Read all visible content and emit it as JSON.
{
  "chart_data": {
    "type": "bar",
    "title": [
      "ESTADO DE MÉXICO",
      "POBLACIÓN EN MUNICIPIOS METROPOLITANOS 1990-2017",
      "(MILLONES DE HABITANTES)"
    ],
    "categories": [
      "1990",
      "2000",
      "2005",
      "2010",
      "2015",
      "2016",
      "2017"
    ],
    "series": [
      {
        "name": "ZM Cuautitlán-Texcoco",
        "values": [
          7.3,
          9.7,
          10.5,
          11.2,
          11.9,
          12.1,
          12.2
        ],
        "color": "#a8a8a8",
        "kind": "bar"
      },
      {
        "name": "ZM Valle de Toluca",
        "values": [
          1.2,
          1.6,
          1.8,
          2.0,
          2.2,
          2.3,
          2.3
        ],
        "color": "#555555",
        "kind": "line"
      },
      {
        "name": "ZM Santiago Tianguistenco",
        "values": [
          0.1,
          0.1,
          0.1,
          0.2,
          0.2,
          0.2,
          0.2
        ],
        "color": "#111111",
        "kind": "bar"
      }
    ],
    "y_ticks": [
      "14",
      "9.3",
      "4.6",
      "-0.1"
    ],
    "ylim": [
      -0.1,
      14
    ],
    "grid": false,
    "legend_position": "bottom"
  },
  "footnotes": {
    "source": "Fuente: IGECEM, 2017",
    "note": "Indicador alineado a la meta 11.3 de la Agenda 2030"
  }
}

########

Requirement: Repeat the data precisely, line by line.

Final answer:
Read all visible content and emit it as JSON.
{
  "chart_data": {
    "type": "bar",
    "title": [
      "ESTADO DE MÉXICO",
      "POBLACIÓN EN MUNICIPIOS METROPOLITANOS 1990-2017",
      "(MILLONES DE HABITANTES)"
    ],
    "categories": [
      "1990",
      "2000",
      "2005",
      "2010",
      "2015",
      "2016",
      "2017"
    ],
    "series": [
      {
        "name": "ZM Cuautitlán-Texcoco",
        "values": [
          7.3,
          9.7,
          10.5,
          11.2,
          11.9,
          12.1,
          12.2
        ],
        "color": "#a8a8a8",
        "kind": "bar"
      },
      {
        "name": "ZM Valle de Toluca",
        "values": [
          1.2,
          1.6,
          1.8,
          2.0,
          2.2,
          2.3,
          2.3
        ],
        "color": "#555555",
        "kind": "line"
      },
      {
        "name": "ZM Santiago Tianguistenco",
        "values": [
          0.1,
          0.1,
          0.1,
          0.2,
          0.2,
          0.2,
          0.2
        ],
        "color": "#111111",
        "kind": "bar"
      }
    ],
    "y_ticks": [
      "14",
      "9.3",
      "4.6",
      "-0.1"
    ],
    "ylim": [
      -0.1,
      14
    ],
    "grid": false,
    "legend_position": "bottom"
  },
  "footnotes": {
    "source": "Fuente: IGECEM, 2017",
    "note": "Indicador alineado a la meta 11.3 de la Agenda 2030"
  }
}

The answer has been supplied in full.